Give each line of the records below as a string in a JSON list, one string per line and with blank lines omitted. Leave the pictures out.

[Records from a dataset]
— begin —

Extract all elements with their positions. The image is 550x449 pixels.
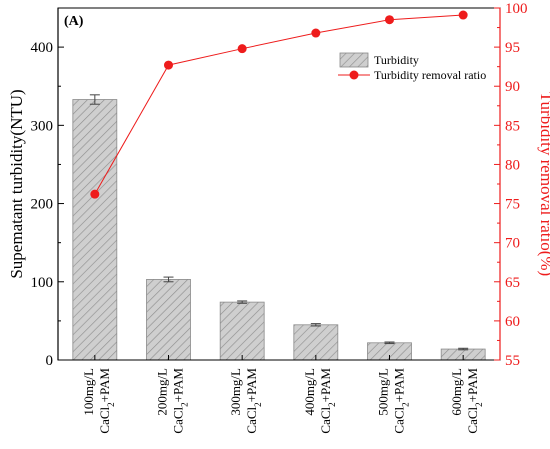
x-category-label-line2: CaCl2+PAM: [465, 368, 484, 434]
right-tick-label: 75: [505, 197, 520, 213]
x-category-label-line2: CaCl2+PAM: [392, 368, 411, 434]
legend-ratio-marker: [349, 70, 359, 80]
right-tick-label: 100: [505, 1, 528, 17]
right-tick-label: 65: [505, 275, 520, 291]
removal-ratio-point: [458, 10, 468, 20]
x-category-label-line1: 300mg/L: [228, 368, 243, 416]
x-category-label-line2: CaCl2+PAM: [244, 368, 263, 434]
legend-turbidity-label: Turbidity: [374, 53, 419, 67]
right-tick-label: 85: [505, 118, 520, 134]
removal-ratio-point: [237, 44, 247, 54]
x-category-label-additive: +PAM: [171, 368, 186, 403]
x-category-label-line1: 500mg/L: [376, 368, 391, 416]
right-axis-title: Turbidity removal ratio(%): [537, 92, 550, 276]
legend: Turbidity Turbidity removal ratio: [338, 52, 486, 82]
left-tick-label: 300: [31, 118, 54, 134]
x-category-label-subscript: 2: [253, 402, 263, 407]
turbidity-bar: [219, 301, 265, 361]
left-axis-title: Supematant turbidity(NTU): [7, 89, 26, 278]
left-tick-label: 0: [46, 353, 54, 369]
error-bar-group: [89, 94, 469, 351]
x-category-label-subscript: 2: [106, 402, 116, 407]
right-tick-label: 55: [505, 353, 520, 369]
x-category-label-subscript: 2: [180, 402, 190, 407]
x-category-label-additive: +PAM: [392, 368, 407, 403]
x-category-label-additive: +PAM: [244, 368, 259, 403]
x-category-label-salt: CaCl: [97, 406, 112, 433]
removal-ratio-point: [385, 15, 394, 25]
right-tick-label: 70: [505, 236, 520, 252]
panel-label: (A): [64, 14, 84, 29]
x-category-label-subscript: 2: [474, 402, 484, 407]
bar-group: [72, 99, 486, 361]
x-category-label-subscript: 2: [401, 402, 411, 407]
left-tick-label: 400: [31, 40, 54, 56]
x-category-label-additive: +PAM: [318, 368, 333, 403]
left-tick-label: 200: [31, 197, 54, 213]
x-category-label-line2: CaCl2+PAM: [318, 368, 337, 434]
legend-ratio-label: Turbidity removal ratio: [374, 68, 486, 82]
x-category-label-salt: CaCl: [465, 406, 480, 433]
right-tick-label: 80: [505, 157, 520, 173]
removal-ratio-line: [94, 14, 464, 195]
x-category-label-line2: CaCl2+PAM: [97, 368, 116, 434]
x-category-label-salt: CaCl: [171, 406, 186, 433]
x-category-label-additive: +PAM: [465, 368, 480, 403]
left-axis: 0 100 200 300 400: [31, 8, 64, 369]
line-series-group: [90, 10, 468, 199]
right-axis: 55 60 65 70 75 80 85 90 95 100: [494, 1, 528, 369]
x-category-label-line1: 100mg/L: [81, 368, 96, 416]
turbidity-bar: [146, 279, 191, 361]
plot-frame: [57, 7, 501, 361]
right-tick-label: 90: [505, 79, 520, 95]
x-category-label-line1: 600mg/L: [449, 368, 464, 416]
x-category-label-additive: +PAM: [97, 368, 112, 403]
x-category-label-salt: CaCl: [392, 406, 407, 433]
x-category-label-subscript: 2: [327, 402, 337, 407]
x-category-label-line2: CaCl2+PAM: [171, 368, 190, 434]
x-category-label-salt: CaCl: [244, 406, 259, 433]
turbidity-bar: [293, 324, 339, 361]
legend-turbidity-swatch: [339, 52, 369, 68]
x-category-label-line1: 400mg/L: [302, 368, 317, 416]
x-category-label-line1: 200mg/L: [155, 368, 170, 416]
right-tick-label: 60: [505, 314, 520, 330]
turbidity-bar: [72, 99, 118, 361]
right-tick-label: 95: [505, 40, 520, 56]
left-tick-label: 100: [31, 275, 54, 291]
removal-ratio-point: [311, 28, 321, 38]
x-category-label-salt: CaCl: [318, 406, 333, 433]
removal-ratio-point: [90, 189, 100, 199]
removal-ratio-point: [164, 60, 173, 70]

— end —

### WRITTEN SOLUTION
[
  "Extract all elements with their positions. The image is 550x449 pixels.",
  "x-category-label-line2: CaCl2+PAM: [465, 368, 484, 434]",
  "right-tick-label: 75: [505, 197, 520, 213]",
  "x-category-label-line2: CaCl2+PAM: [392, 368, 411, 434]",
  "legend-ratio-marker: [349, 70, 359, 80]",
  "right-tick-label: 100: [505, 1, 528, 17]",
  "right-tick-label: 65: [505, 275, 520, 291]",
  "removal-ratio-point: [458, 10, 468, 20]",
  "x-category-label-line1: 300mg/L: [228, 368, 243, 416]",
  "x-category-label-line2: CaCl2+PAM: [244, 368, 263, 434]",
  "legend-turbidity-label: Turbidity: [374, 53, 419, 67]",
  "right-tick-label: 85: [505, 118, 520, 134]",
  "removal-ratio-point: [237, 44, 247, 54]",
  "x-category-label-additive: +PAM: [171, 368, 186, 403]",
  "x-category-label-line1: 500mg/L: [376, 368, 391, 416]",
  "right-axis-title: Turbidity removal ratio(%): [537, 92, 550, 276]",
  "legend: Turbidity Turbidity removal ratio: [338, 52, 486, 82]",
  "left-tick-label: 300: [31, 118, 54, 134]",
  "x-category-label-subscript: 2: [253, 402, 263, 407]",
  "turbidity-bar: [219, 301, 265, 361]",
  "left-axis-title: Supematant turbidity(NTU): [7, 89, 26, 278]",
  "left-tick-label: 0: [46, 353, 54, 369]",
  "error-bar-group: [89, 94, 469, 351]",
  "x-category-label-subscript: 2: [106, 402, 116, 407]",
  "right-tick-label: 55: [505, 353, 520, 369]",
  "x-category-label-subscript: 2: [180, 402, 190, 407]",
  "x-category-label-additive: +PAM: [392, 368, 407, 403]",
  "x-category-label-additive: +PAM: [244, 368, 259, 403]",
  "x-category-label-salt: CaCl: [97, 406, 112, 433]",
  "removal-ratio-point: [385, 15, 394, 25]",
  "right-tick-label: 70: [505, 236, 520, 252]",
  "panel-label: (A): [64, 14, 84, 29]",
  "x-category-label-subscript: 2: [474, 402, 484, 407]",
  "bar-group: [72, 99, 486, 361]",
  "x-category-label-subscript: 2: [401, 402, 411, 407]",
  "left-tick-label: 400: [31, 40, 54, 56]",
  "x-category-label-additive: +PAM: [318, 368, 333, 403]",
  "left-tick-label: 200: [31, 197, 54, 213]",
  "x-category-label-line2: CaCl2+PAM: [318, 368, 337, 434]",
  "legend-ratio-label: Turbidity removal ratio: [374, 68, 486, 82]",
  "x-category-label-salt: CaCl: [465, 406, 480, 433]",
  "right-tick-label: 80: [505, 157, 520, 173]",
  "removal-ratio-line: [94, 14, 464, 195]",
  "x-category-label-line2: CaCl2+PAM: [97, 368, 116, 434]",
  "x-category-label-salt: CaCl: [171, 406, 186, 433]",
  "x-category-label-additive: +PAM: [465, 368, 480, 403]",
  "left-axis: 0 100 200 300 400: [31, 8, 64, 369]",
  "line-series-group: [90, 10, 468, 199]",
  "right-axis: 55 60 65 70 75 80 85 90 95 100: [494, 1, 528, 369]",
  "x-category-label-line1: 100mg/L: [81, 368, 96, 416]",
  "turbidity-bar: [146, 279, 191, 361]",
  "plot-frame: [57, 7, 501, 361]",
  "right-tick-label: 90: [505, 79, 520, 95]",
  "x-category-label-line1: 600mg/L: [449, 368, 464, 416]",
  "x-category-label-additive: +PAM: [97, 368, 112, 403]",
  "x-category-label-salt: CaCl: [392, 406, 407, 433]",
  "x-category-label-subscript: 2: [327, 402, 337, 407]",
  "x-category-label-line2: CaCl2+PAM: [171, 368, 190, 434]",
  "x-category-label-salt: CaCl: [244, 406, 259, 433]",
  "turbidity-bar: [293, 324, 339, 361]",
  "legend-turbidity-swatch: [339, 52, 369, 68]",
  "x-category-label-line1: 400mg/L: [302, 368, 317, 416]",
  "x-category-label-line1: 200mg/L: [155, 368, 170, 416]",
  "right-tick-label: 60: [505, 314, 520, 330]",
  "turbidity-bar: [72, 99, 118, 361]",
  "right-tick-label: 95: [505, 40, 520, 56]",
  "left-tick-label: 100: [31, 275, 54, 291]",
  "removal-ratio-point: [311, 28, 321, 38]",
  "x-category-label-salt: CaCl: [318, 406, 333, 433]",
  "removal-ratio-point: [90, 189, 100, 199]",
  "removal-ratio-point: [164, 60, 173, 70]"
]